Structured figure records:

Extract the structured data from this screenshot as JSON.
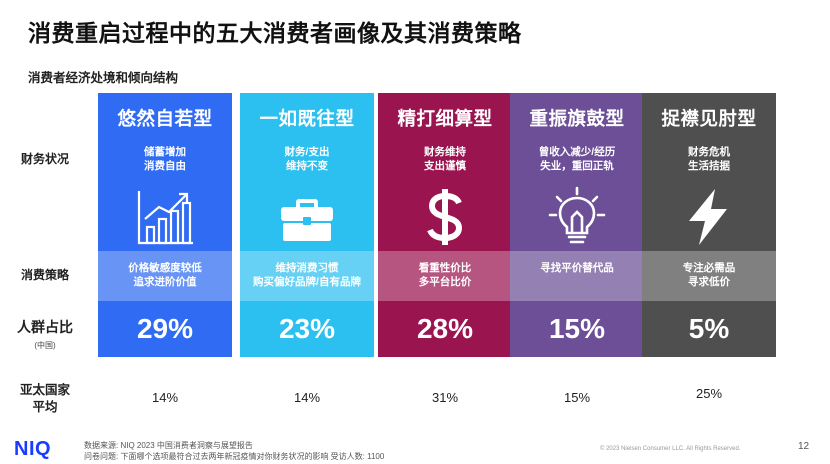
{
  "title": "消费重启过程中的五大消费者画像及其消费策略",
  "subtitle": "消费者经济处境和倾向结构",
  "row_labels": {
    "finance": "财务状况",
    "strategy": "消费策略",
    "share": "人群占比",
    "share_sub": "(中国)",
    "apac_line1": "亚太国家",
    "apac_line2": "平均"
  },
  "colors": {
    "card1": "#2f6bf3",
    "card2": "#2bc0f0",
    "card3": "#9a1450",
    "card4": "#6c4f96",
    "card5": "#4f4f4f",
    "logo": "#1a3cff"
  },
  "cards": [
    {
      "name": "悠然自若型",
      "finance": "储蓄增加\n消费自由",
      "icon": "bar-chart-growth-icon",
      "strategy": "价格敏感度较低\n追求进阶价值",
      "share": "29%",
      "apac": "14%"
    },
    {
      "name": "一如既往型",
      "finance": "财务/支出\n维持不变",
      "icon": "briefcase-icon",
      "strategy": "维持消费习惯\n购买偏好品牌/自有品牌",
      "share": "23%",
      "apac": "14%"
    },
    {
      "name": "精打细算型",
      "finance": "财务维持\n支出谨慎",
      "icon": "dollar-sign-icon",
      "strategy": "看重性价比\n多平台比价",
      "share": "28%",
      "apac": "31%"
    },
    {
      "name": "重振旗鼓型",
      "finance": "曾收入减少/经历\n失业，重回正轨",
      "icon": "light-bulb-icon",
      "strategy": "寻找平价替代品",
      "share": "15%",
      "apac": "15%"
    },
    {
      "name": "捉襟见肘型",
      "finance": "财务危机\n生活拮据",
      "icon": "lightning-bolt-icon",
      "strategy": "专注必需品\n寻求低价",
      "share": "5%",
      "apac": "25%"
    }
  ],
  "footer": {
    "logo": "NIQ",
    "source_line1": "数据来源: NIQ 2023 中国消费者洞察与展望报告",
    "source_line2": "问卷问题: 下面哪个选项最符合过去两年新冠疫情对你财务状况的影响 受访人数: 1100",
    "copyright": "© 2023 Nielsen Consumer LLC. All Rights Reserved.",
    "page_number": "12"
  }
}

**STATED PROBLEM:** Using the listing above, pull out all lines that hold the word "strategy".

**EXERCISE SOLUTION:**
    "strategy": "消费策略",
      "strategy": "价格敏感度较低\n追求进阶价值",
      "strategy": "维持消费习惯\n购买偏好品牌/自有品牌",
      "strategy": "看重性价比\n多平台比价",
      "strategy": "寻找平价替代品",
      "strategy": "专注必需品\n寻求低价",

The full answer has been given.